## Work to be completed
Output as a JSON list of strings, one string per line, the part of the listing that opens with the line containing "legend-label-1: EIA Average" and closes with the line containing "y-tick-label: 5.50: [37, 66, 61, 80]", leaving out blank lines.

========================================================================

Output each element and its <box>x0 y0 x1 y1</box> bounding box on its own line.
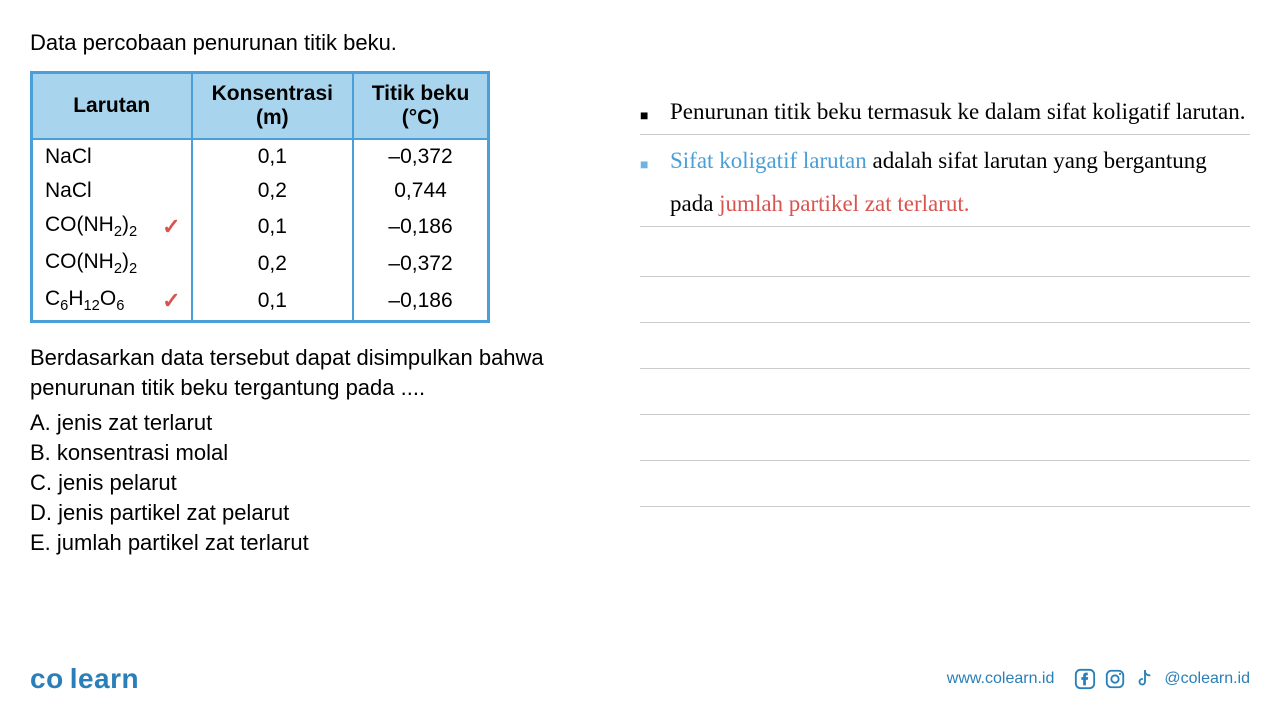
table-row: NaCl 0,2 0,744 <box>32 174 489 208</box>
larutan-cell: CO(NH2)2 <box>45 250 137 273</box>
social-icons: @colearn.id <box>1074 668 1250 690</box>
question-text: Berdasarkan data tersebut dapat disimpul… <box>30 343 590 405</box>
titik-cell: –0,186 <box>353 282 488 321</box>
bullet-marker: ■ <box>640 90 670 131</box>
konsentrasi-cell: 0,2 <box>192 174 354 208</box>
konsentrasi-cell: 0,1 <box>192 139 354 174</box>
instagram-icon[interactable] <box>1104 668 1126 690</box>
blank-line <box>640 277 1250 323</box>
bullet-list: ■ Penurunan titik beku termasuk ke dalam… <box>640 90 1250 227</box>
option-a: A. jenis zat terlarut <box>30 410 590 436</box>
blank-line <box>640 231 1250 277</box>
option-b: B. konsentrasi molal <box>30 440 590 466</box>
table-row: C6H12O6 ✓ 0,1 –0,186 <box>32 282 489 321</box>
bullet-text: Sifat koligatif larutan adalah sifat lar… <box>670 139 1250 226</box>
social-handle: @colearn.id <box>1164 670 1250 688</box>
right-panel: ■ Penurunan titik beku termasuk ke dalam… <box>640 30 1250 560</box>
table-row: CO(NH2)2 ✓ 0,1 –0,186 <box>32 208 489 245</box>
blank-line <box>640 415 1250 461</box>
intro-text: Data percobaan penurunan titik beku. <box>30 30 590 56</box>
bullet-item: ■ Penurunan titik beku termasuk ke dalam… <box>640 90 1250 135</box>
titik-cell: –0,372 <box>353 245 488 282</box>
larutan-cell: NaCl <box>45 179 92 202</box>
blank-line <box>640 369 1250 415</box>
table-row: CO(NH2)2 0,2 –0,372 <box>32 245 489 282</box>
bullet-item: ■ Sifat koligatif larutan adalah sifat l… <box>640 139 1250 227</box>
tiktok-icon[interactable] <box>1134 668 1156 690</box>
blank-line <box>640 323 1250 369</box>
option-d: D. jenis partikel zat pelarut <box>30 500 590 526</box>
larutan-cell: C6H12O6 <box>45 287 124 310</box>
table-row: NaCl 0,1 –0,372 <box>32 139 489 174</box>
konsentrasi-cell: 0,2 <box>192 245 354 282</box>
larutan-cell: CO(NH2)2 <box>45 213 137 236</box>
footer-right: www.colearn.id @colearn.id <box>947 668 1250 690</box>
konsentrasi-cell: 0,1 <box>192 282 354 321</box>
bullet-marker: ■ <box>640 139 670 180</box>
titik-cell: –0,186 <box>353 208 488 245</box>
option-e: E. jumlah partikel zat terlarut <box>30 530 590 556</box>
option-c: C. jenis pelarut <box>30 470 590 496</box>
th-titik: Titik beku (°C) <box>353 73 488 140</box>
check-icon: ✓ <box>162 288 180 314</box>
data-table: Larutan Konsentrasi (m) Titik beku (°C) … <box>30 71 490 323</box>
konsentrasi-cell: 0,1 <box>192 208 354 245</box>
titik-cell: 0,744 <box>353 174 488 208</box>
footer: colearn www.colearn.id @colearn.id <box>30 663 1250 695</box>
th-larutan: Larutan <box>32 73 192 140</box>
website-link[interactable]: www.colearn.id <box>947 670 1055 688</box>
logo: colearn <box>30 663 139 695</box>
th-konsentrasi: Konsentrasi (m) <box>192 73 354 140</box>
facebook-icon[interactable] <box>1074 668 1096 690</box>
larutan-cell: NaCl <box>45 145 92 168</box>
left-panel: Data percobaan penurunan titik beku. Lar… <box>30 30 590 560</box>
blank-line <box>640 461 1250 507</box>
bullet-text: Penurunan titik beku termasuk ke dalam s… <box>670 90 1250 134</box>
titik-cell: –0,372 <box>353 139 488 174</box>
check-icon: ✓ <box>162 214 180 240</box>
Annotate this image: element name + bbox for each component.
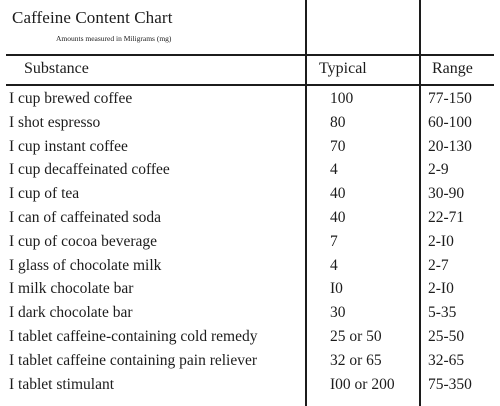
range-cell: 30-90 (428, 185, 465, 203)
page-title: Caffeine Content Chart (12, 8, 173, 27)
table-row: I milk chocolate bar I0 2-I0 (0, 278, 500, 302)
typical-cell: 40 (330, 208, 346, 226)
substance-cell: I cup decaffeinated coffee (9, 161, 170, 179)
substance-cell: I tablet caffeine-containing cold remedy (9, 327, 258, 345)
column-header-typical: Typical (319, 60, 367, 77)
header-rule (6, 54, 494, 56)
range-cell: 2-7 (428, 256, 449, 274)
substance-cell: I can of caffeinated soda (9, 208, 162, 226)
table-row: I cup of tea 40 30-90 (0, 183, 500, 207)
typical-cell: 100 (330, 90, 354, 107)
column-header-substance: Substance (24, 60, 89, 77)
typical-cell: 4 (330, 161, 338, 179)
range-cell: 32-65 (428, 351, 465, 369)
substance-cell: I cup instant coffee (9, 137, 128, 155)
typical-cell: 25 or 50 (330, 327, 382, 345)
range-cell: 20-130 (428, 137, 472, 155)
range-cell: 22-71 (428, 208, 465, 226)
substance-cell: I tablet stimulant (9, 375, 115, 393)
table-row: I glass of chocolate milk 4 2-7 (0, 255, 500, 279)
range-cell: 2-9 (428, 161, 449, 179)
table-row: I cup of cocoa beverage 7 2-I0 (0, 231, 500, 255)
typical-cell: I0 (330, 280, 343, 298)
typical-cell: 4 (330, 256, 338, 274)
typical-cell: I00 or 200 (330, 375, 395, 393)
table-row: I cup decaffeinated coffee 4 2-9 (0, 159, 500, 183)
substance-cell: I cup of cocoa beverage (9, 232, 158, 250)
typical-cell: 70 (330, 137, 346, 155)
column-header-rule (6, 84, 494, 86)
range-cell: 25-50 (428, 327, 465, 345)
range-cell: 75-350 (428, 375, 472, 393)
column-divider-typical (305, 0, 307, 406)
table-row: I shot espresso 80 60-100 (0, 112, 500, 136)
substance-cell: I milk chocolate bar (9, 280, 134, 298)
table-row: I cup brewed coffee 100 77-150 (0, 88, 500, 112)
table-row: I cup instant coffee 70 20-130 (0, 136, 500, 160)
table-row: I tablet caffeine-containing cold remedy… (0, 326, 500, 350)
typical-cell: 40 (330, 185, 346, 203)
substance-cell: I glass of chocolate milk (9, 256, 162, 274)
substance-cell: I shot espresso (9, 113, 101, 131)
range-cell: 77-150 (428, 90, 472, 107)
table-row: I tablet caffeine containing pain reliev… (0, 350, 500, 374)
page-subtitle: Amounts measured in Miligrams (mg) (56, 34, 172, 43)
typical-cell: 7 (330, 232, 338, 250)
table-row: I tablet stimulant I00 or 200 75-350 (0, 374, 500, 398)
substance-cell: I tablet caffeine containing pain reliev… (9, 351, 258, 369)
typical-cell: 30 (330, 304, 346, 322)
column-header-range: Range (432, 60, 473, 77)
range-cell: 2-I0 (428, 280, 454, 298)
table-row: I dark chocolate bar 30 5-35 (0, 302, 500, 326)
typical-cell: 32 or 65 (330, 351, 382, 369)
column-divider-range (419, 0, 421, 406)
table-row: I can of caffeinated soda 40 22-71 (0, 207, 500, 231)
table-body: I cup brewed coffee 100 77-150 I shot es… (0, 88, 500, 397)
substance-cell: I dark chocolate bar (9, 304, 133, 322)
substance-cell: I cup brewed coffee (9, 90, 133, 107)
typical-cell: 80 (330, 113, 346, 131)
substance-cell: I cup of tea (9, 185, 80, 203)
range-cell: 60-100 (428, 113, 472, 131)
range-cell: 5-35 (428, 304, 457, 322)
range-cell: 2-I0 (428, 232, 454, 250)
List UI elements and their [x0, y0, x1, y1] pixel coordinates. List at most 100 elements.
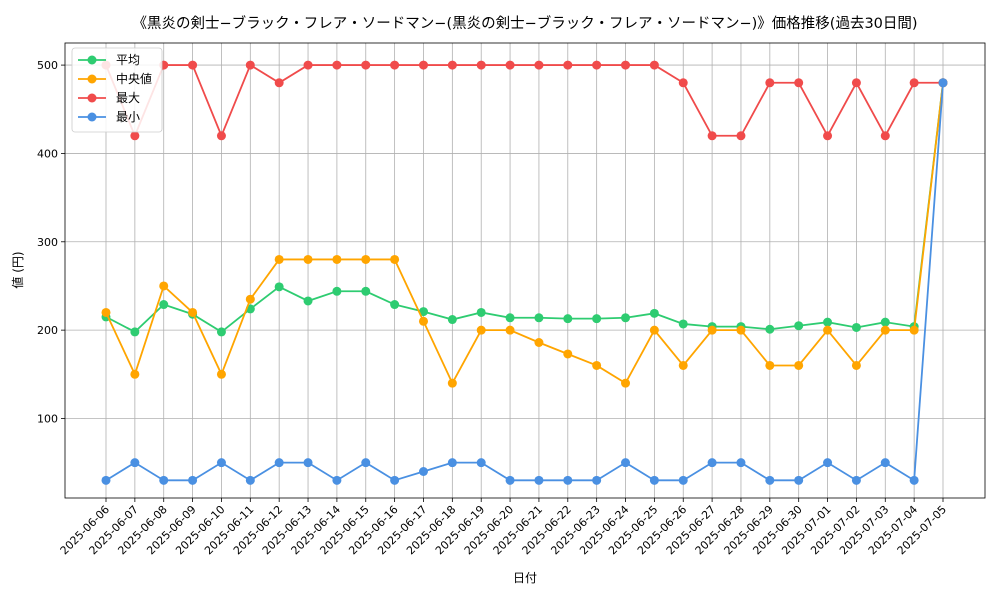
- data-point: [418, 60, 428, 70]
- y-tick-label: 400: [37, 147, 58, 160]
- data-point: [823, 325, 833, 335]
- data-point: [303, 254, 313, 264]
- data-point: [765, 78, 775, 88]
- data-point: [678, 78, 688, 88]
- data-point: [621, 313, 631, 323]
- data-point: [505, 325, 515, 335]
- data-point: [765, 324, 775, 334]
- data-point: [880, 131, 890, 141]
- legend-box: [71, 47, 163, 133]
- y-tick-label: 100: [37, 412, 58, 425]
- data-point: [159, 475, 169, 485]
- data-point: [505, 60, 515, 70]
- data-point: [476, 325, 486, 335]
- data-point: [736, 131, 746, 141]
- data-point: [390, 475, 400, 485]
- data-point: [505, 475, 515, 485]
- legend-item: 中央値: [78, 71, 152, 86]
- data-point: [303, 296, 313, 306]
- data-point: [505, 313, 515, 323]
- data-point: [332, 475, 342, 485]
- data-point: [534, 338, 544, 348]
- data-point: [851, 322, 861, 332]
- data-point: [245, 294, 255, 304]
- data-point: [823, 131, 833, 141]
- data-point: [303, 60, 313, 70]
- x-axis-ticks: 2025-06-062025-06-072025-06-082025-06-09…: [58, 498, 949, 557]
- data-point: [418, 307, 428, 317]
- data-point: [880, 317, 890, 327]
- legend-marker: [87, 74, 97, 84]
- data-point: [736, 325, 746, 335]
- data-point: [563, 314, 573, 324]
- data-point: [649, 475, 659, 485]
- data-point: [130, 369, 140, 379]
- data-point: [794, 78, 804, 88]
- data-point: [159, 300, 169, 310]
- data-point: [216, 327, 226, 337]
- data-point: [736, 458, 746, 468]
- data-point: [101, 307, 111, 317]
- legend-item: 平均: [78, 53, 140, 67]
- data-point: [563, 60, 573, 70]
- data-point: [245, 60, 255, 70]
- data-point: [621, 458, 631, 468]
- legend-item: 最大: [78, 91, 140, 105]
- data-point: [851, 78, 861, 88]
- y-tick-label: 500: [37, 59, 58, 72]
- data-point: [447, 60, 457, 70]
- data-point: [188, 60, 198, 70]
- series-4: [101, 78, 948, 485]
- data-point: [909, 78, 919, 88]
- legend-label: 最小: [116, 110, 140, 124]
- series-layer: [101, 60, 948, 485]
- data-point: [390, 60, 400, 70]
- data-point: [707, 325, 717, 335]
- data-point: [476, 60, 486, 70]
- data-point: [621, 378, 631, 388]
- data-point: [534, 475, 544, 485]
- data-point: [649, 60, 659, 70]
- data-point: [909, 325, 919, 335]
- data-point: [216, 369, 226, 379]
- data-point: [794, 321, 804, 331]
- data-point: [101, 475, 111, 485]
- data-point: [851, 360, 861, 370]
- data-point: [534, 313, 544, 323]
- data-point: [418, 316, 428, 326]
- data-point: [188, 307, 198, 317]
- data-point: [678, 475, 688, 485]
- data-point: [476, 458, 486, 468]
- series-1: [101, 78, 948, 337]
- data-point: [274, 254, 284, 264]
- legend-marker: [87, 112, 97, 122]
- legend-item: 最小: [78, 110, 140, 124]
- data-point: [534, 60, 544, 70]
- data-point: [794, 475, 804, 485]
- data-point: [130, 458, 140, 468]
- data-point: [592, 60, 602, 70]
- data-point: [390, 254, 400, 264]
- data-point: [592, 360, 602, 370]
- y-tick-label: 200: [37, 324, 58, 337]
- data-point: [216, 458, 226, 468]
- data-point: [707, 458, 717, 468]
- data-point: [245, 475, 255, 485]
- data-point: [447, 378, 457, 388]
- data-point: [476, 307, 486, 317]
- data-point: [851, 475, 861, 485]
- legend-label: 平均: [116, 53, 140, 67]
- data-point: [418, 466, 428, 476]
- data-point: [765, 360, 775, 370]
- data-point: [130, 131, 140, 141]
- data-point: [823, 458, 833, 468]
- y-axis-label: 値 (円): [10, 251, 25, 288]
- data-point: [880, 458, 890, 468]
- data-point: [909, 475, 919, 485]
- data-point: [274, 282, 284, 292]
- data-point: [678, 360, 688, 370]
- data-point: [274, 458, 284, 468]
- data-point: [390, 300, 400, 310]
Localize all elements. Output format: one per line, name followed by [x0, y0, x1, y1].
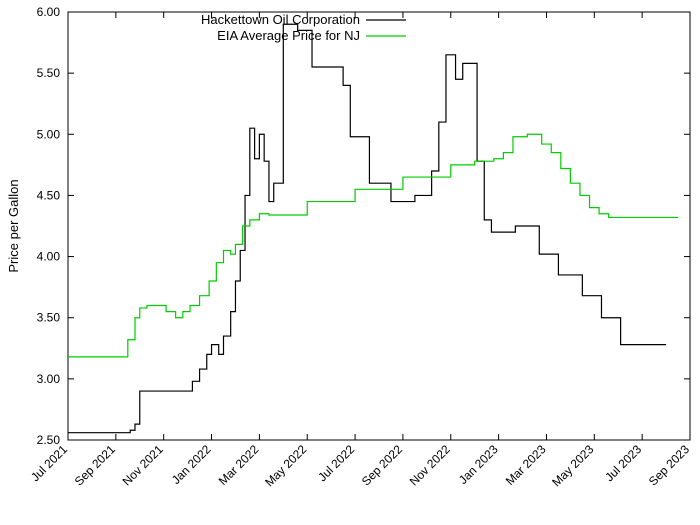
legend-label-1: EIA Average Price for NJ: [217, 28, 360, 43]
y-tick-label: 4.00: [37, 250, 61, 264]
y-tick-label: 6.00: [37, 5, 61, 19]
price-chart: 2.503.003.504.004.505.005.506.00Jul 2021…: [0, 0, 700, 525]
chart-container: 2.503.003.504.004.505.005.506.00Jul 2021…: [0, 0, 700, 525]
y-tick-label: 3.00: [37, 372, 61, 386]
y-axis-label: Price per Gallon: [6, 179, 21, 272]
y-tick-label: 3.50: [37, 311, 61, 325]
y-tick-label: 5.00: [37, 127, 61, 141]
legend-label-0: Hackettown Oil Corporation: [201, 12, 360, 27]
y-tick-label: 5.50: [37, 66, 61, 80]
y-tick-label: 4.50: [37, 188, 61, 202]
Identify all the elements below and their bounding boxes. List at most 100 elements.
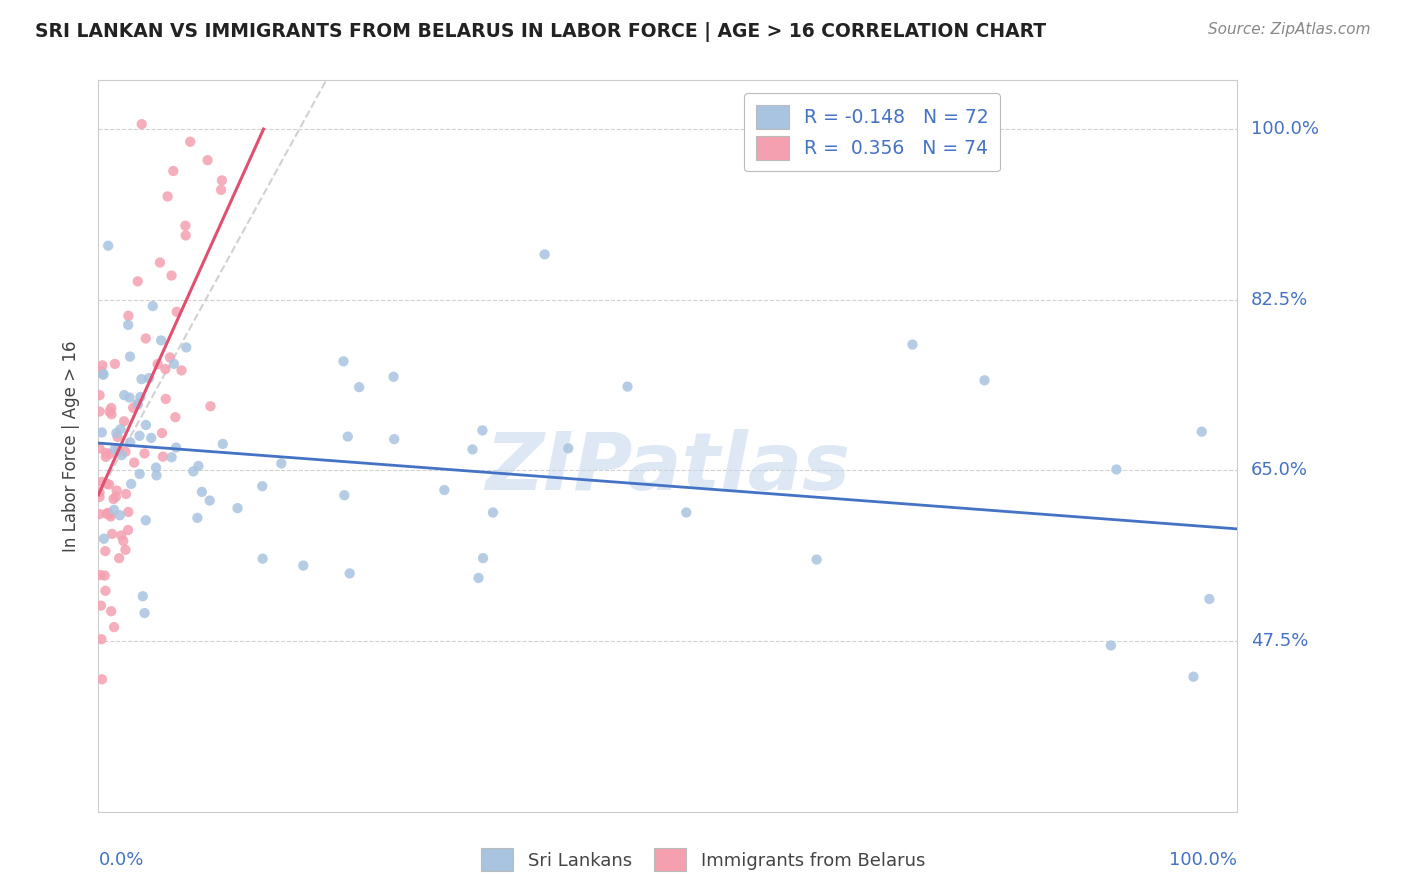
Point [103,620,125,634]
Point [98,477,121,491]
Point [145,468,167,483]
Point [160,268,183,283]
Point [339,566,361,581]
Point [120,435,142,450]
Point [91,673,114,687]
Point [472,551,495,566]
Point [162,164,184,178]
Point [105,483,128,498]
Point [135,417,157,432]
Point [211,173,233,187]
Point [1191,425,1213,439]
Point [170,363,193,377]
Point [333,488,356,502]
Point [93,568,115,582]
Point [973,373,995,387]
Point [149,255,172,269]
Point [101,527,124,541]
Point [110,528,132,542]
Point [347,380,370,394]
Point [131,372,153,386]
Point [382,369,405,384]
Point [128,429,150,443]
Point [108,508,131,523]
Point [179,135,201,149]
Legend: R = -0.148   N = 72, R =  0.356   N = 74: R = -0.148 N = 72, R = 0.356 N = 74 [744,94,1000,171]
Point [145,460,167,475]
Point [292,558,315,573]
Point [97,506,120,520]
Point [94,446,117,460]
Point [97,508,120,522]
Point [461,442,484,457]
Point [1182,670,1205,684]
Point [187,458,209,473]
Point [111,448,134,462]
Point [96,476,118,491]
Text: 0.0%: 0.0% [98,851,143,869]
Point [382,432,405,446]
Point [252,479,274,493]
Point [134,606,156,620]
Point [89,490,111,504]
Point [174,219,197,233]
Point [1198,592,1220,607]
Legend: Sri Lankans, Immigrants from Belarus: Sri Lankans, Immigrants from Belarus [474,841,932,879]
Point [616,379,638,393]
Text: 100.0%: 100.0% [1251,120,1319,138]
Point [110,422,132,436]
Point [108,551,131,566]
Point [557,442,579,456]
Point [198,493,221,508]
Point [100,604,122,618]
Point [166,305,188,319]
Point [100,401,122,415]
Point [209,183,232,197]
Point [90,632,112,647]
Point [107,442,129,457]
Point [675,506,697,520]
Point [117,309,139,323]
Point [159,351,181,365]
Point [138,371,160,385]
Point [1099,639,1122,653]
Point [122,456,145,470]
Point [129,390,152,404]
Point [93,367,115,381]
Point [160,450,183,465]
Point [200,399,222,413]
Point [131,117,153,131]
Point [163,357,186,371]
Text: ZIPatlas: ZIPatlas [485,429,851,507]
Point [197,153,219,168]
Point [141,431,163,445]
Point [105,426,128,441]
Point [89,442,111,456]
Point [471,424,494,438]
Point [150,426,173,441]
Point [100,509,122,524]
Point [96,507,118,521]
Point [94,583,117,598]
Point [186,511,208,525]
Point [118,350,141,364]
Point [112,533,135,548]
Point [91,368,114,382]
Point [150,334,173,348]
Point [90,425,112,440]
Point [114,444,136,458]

========================================================================

## Full answer
[
  "legend-label-1: EIA Average Price for NJ: [217, 28, 360, 43]",
  "y-tick-label: 4.00: [37, 250, 61, 264]",
  "y-tick-label: 6.00: [37, 5, 61, 19]",
  "price-chart: 2.503.003.504.004.505.005.506.00Jul 2021…: [0, 0, 700, 525]",
  "chart-container: 2.503.003.504.004.505.005.506.00Jul 2021…: [0, 0, 700, 525]",
  "y-tick-label: 3.00: [37, 372, 61, 386]",
  "y-axis-label: Price per Gallon: [6, 179, 21, 272]",
  "y-tick-label: 3.50: [37, 311, 61, 325]",
  "y-tick-label: 5.00: [37, 127, 61, 141]",
  "legend-label-0: Hackettown Oil Corporation: [201, 12, 360, 27]",
  "y-tick-label: 5.50: [37, 66, 61, 80]"
]